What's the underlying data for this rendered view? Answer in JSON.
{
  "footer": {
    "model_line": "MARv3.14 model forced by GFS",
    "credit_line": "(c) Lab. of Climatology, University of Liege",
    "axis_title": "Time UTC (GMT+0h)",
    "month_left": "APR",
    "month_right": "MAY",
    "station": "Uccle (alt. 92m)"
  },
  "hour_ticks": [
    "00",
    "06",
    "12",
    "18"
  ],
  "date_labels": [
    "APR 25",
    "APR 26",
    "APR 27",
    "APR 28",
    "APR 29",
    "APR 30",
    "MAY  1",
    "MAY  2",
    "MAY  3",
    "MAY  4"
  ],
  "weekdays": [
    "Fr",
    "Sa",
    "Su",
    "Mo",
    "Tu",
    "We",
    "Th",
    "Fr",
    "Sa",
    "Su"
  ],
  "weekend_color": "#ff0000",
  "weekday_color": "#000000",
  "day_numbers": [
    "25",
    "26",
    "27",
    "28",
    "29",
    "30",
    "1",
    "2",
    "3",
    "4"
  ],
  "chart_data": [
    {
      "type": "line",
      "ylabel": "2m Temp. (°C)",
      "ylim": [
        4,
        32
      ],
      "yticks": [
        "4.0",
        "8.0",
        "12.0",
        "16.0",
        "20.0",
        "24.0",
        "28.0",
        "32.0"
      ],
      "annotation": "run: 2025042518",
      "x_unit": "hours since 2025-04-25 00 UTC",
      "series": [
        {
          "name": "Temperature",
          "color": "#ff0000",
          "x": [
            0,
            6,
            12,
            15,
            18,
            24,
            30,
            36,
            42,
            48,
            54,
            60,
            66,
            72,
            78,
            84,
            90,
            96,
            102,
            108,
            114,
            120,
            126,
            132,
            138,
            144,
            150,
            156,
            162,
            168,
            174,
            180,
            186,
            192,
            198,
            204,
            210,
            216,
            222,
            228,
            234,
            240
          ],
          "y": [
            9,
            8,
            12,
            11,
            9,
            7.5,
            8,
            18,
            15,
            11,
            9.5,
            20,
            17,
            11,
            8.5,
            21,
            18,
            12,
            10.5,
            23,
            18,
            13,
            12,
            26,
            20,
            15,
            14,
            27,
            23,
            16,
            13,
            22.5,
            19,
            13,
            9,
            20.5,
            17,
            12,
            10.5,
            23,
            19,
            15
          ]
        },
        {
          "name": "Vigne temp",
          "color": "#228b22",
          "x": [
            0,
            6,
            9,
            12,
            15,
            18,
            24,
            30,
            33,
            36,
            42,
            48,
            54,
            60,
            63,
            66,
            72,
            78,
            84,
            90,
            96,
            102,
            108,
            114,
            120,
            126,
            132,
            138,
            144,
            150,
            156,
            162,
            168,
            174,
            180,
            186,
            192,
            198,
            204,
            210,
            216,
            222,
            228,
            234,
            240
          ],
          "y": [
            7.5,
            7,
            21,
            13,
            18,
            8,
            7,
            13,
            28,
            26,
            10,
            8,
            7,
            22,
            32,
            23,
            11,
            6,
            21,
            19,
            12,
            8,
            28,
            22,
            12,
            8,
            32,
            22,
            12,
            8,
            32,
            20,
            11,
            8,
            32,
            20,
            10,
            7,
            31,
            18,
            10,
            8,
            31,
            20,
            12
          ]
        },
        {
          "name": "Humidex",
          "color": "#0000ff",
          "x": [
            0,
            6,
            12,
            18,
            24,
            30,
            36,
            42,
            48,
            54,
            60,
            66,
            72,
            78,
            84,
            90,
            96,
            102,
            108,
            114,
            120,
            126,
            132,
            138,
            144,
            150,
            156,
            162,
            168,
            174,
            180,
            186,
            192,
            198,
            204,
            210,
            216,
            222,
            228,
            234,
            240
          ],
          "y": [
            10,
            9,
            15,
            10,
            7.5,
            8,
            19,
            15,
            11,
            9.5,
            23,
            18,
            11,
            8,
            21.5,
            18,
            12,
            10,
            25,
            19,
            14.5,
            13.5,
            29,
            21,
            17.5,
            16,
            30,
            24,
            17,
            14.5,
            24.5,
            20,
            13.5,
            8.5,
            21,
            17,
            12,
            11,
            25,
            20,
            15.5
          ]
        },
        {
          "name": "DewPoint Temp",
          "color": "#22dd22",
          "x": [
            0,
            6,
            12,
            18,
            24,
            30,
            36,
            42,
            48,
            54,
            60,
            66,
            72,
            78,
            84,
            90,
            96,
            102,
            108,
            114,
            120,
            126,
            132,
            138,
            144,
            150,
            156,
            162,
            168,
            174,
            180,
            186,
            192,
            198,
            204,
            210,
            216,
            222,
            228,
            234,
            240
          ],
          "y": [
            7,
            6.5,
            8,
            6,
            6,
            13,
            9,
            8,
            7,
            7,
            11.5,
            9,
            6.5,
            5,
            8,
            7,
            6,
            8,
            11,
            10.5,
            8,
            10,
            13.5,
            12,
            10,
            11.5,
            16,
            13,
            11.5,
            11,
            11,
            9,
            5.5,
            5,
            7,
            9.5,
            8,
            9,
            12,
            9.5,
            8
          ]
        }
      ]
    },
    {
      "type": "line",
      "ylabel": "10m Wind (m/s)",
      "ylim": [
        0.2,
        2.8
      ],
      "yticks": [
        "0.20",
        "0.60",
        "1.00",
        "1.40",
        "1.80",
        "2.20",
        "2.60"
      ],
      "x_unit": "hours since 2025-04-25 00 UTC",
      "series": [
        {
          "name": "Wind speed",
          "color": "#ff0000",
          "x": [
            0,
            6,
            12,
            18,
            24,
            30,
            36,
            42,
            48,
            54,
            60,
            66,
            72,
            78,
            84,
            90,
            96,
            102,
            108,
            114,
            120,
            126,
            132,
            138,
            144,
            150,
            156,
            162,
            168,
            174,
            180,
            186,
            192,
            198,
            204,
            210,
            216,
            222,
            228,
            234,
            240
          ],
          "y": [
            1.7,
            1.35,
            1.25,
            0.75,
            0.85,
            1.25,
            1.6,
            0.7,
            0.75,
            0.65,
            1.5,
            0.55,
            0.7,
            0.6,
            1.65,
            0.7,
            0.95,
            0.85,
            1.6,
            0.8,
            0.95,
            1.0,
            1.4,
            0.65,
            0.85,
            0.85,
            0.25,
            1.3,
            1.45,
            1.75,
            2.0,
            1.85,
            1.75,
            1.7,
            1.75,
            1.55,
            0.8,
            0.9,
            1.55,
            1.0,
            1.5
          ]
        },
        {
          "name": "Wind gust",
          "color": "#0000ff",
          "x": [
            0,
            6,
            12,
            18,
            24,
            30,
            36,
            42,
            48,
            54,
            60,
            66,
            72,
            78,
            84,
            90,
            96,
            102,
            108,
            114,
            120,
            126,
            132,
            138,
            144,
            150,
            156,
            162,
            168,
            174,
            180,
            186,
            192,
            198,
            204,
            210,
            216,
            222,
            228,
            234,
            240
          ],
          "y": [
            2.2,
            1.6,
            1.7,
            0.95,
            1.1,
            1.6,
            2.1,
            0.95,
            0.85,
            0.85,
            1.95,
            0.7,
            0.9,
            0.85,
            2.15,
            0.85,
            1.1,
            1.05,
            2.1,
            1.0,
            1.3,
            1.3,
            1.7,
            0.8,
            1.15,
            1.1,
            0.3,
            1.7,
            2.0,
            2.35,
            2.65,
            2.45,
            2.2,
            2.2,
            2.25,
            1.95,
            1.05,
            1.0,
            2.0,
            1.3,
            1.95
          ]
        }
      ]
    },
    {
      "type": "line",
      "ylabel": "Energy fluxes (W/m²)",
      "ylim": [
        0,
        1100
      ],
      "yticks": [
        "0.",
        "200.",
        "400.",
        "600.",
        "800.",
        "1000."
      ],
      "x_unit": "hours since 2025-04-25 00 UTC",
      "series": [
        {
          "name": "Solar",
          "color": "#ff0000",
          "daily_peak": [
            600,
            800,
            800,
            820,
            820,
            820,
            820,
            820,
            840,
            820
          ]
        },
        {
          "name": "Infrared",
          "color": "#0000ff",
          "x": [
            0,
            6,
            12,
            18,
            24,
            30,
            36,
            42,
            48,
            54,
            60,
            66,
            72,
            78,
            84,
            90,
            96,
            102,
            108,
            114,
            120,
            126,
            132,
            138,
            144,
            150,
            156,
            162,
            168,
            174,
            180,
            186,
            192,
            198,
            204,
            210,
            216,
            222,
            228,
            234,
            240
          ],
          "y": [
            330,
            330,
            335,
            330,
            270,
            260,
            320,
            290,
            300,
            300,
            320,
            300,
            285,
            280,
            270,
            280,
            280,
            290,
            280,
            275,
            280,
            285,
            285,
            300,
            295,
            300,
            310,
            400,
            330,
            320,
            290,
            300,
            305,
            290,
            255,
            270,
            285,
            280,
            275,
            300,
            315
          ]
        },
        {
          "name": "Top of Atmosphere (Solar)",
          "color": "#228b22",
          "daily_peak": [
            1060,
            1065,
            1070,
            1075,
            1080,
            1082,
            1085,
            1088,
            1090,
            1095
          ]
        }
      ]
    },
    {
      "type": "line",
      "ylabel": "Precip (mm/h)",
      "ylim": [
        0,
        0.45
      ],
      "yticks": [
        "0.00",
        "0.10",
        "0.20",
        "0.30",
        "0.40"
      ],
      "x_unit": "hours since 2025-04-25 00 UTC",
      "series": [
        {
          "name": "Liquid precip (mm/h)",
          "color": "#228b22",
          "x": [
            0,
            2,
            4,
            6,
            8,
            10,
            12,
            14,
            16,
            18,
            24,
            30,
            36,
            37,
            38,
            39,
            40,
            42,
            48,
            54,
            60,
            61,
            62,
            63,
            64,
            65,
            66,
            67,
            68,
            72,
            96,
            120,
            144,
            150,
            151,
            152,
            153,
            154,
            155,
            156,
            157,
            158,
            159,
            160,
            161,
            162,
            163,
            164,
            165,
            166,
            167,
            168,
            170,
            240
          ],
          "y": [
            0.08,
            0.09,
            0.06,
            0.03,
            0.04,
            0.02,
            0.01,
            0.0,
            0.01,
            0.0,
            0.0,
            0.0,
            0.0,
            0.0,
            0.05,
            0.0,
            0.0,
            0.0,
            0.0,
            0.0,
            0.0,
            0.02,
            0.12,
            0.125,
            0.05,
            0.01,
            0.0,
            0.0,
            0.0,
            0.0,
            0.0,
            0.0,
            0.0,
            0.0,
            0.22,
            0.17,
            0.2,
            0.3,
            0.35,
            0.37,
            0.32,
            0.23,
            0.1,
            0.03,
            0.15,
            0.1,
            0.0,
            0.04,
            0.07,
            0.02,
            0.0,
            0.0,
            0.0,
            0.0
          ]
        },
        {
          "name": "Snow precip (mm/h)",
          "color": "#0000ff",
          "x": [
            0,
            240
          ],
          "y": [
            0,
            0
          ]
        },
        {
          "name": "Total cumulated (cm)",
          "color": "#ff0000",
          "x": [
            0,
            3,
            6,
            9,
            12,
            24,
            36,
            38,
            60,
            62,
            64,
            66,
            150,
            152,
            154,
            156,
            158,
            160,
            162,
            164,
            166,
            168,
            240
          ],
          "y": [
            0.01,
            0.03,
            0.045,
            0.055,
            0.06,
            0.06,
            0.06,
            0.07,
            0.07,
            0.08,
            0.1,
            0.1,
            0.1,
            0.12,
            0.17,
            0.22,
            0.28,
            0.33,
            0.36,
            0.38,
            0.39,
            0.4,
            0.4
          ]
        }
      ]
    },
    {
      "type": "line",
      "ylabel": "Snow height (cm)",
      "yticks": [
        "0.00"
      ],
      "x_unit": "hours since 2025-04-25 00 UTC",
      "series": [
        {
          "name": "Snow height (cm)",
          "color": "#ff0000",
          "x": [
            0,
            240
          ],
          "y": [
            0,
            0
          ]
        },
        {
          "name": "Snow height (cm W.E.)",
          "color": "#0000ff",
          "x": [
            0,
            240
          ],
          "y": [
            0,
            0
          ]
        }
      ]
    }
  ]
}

───

- TASK TO COMPLETE -
Filter the entries above down to the lines containing the word "Wind".

- ANSWER TO THE PROBLEM -
      "ylabel": "10m Wind (m/s)",
          "name": "Wind speed",
          "name": "Wind gust",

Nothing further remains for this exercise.